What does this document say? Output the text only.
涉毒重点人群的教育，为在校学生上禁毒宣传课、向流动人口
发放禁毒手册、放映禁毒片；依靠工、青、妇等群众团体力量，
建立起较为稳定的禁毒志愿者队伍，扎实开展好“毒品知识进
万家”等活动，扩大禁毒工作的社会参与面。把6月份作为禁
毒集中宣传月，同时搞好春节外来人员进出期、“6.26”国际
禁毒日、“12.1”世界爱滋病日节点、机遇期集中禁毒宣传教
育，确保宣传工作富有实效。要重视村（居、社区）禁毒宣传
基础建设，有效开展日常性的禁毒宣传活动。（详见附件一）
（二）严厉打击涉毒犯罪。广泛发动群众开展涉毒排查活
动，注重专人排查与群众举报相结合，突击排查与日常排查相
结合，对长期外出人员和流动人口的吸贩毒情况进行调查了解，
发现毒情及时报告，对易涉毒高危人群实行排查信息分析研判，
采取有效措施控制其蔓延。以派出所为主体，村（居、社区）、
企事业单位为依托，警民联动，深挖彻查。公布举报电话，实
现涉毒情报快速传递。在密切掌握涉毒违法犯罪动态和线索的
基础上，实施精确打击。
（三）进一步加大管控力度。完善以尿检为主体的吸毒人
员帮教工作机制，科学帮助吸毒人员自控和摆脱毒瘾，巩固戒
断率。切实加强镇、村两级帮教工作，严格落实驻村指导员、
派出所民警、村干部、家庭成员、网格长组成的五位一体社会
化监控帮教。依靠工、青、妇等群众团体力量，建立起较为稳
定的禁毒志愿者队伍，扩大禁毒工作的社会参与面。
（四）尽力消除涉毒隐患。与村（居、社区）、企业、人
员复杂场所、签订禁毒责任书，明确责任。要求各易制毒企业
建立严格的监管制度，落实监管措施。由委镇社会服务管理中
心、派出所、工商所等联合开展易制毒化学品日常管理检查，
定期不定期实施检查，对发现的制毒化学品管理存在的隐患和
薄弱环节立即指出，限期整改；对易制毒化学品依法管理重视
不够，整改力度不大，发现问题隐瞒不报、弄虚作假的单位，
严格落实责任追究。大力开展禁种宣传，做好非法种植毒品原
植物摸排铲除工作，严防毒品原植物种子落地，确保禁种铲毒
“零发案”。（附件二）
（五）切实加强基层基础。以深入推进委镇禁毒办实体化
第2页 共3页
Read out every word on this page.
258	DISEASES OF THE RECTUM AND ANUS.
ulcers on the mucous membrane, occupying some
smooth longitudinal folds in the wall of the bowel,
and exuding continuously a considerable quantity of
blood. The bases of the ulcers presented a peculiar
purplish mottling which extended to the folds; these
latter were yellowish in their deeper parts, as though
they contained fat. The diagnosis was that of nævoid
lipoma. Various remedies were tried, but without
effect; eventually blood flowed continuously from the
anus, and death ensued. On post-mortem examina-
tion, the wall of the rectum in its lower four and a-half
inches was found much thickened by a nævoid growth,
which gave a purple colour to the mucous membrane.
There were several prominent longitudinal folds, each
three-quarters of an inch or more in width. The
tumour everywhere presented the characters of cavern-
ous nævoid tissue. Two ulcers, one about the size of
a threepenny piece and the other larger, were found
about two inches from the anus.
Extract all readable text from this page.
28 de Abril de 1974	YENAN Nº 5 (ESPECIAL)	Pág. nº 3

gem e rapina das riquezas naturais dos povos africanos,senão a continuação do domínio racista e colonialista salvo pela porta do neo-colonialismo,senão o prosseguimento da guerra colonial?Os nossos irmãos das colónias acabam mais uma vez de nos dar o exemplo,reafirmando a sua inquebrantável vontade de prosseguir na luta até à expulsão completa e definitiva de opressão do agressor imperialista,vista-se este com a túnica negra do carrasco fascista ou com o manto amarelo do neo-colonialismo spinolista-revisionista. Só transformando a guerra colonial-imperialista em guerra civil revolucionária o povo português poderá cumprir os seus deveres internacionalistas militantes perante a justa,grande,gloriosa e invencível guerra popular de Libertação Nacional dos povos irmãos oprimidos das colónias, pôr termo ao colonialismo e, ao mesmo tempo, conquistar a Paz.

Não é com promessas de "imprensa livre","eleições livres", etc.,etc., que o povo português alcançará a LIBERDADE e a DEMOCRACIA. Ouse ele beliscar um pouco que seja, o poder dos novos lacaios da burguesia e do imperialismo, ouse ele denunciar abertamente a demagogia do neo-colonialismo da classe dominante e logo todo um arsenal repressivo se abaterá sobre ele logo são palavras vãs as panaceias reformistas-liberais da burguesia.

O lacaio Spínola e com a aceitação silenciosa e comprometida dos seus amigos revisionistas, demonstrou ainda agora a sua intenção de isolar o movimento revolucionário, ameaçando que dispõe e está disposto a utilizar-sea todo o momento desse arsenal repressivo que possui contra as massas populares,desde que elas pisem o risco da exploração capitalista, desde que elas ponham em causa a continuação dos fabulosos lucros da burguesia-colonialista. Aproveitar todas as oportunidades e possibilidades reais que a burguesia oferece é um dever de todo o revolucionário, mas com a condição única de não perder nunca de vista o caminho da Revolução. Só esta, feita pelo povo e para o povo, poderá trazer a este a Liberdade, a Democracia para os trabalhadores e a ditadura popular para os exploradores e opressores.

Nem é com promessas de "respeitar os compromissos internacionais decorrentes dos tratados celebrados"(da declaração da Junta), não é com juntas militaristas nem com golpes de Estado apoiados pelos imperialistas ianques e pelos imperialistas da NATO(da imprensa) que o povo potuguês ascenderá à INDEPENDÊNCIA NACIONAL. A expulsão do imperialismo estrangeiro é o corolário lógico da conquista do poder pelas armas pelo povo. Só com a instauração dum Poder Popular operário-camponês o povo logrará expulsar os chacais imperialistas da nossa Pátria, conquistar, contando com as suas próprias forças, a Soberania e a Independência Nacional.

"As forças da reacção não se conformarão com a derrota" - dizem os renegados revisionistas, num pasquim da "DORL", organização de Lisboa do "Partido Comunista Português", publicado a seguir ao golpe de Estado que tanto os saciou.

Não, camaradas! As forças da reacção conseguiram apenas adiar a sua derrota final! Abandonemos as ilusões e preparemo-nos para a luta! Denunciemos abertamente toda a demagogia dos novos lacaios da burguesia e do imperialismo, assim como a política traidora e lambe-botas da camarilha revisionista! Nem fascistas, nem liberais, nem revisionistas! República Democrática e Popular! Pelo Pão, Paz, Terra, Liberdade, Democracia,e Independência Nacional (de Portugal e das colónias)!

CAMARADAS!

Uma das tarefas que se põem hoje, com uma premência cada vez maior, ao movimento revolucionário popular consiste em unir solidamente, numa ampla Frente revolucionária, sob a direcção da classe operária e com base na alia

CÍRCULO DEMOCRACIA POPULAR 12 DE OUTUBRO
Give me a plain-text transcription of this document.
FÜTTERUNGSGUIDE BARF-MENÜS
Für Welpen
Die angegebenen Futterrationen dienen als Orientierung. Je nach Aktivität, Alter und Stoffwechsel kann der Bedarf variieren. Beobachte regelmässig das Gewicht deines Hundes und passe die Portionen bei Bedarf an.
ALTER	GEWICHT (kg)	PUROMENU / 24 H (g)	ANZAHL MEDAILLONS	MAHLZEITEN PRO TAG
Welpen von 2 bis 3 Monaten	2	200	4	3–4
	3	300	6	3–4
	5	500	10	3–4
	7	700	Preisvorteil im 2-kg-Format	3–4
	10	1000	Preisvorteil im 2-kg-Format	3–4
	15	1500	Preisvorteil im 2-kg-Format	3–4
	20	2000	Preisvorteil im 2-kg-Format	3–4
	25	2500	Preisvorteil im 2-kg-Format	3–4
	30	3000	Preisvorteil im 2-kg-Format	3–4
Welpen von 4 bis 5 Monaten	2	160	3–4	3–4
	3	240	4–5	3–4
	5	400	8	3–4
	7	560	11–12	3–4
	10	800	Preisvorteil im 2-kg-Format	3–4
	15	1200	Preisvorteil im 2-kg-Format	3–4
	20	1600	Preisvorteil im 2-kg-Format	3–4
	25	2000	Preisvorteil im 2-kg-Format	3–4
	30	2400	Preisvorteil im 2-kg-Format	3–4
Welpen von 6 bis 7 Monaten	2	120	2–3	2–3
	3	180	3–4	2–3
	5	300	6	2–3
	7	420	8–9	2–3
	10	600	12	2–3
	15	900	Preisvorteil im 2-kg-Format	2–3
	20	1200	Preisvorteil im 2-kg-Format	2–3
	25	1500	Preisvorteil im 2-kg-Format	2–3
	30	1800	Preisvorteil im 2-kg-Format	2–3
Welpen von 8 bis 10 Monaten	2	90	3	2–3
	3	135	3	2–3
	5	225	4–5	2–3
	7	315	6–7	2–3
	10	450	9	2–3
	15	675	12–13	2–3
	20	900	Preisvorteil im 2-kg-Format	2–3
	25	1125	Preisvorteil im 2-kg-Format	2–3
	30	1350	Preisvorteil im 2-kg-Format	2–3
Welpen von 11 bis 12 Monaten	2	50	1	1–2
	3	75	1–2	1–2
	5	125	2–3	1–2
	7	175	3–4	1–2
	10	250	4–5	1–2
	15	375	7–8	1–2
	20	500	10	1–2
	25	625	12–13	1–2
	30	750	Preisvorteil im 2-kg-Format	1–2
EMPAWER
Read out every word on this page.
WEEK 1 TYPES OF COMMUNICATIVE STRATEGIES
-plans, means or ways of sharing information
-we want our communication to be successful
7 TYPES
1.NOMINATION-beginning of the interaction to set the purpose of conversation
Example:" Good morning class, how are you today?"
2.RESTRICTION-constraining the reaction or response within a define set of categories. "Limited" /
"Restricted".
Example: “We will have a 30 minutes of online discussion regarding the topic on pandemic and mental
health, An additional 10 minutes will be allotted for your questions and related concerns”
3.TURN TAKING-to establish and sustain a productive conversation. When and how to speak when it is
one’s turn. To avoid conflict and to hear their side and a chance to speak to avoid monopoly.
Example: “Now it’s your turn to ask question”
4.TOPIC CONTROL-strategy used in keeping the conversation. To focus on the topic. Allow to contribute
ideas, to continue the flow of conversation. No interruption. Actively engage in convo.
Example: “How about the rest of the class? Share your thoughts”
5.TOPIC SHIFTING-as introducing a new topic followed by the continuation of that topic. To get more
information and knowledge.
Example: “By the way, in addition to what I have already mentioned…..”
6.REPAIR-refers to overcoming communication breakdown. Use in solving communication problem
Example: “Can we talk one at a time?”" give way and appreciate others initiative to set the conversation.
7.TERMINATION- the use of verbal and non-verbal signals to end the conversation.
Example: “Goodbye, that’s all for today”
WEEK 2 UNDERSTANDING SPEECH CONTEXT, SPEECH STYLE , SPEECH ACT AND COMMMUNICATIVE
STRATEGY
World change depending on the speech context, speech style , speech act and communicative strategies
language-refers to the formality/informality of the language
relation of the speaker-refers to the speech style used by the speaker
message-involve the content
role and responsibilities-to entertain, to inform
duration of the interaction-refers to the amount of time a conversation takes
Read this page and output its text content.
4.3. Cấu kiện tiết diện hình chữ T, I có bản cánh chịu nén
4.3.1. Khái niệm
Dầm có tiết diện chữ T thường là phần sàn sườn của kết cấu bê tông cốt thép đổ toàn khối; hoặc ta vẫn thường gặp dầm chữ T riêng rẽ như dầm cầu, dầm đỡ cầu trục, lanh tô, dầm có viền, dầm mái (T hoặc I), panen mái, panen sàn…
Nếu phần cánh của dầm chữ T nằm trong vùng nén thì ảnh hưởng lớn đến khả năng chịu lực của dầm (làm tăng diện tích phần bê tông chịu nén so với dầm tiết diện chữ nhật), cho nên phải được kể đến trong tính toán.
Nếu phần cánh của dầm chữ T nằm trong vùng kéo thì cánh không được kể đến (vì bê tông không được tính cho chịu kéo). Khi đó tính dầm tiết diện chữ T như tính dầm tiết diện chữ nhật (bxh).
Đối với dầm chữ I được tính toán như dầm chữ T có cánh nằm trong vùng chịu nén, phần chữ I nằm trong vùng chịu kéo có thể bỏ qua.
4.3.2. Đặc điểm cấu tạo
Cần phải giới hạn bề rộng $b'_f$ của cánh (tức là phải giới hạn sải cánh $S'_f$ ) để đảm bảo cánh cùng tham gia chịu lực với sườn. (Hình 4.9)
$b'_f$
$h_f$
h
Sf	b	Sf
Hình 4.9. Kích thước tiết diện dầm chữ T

* _Task prompt_: Write out only the final block of lines, starting at the line with "Read this page and output its text content." and running to the end of the material.

* _Reply to the exercise_:
Read this page and output its text content.
4.3. Cấu kiện tiết diện hình chữ T, I có bản cánh chịu nén
4.3.1. Khái niệm
Dầm có tiết diện chữ T thường là phần sàn sườn của kết cấu bê tông cốt thép đổ toàn khối; hoặc ta vẫn thường gặp dầm chữ T riêng rẽ như dầm cầu, dầm đỡ cầu trục, lanh tô, dầm có viền, dầm mái (T hoặc I), panen mái, panen sàn…
Nếu phần cánh của dầm chữ T nằm trong vùng nén thì ảnh hưởng lớn đến khả năng chịu lực của dầm (làm tăng diện tích phần bê tông chịu nén so với dầm tiết diện chữ nhật), cho nên phải được kể đến trong tính toán.
Nếu phần cánh của dầm chữ T nằm trong vùng kéo thì cánh không được kể đến (vì bê tông không được tính cho chịu kéo). Khi đó tính dầm tiết diện chữ T như tính dầm tiết diện chữ nhật (bxh).
Đối với dầm chữ I được tính toán như dầm chữ T có cánh nằm trong vùng chịu nén, phần chữ I nằm trong vùng chịu kéo có thể bỏ qua.
4.3.2. Đặc điểm cấu tạo
Cần phải giới hạn bề rộng $b'_f$ của cánh (tức là phải giới hạn sải cánh $S'_f$ ) để đảm bảo cánh cùng tham gia chịu lực với sườn. (Hình 4.9)
$b'_f$
$h_f$
h
Sf	b	Sf
Hình 4.9. Kích thước tiết diện dầm chữ T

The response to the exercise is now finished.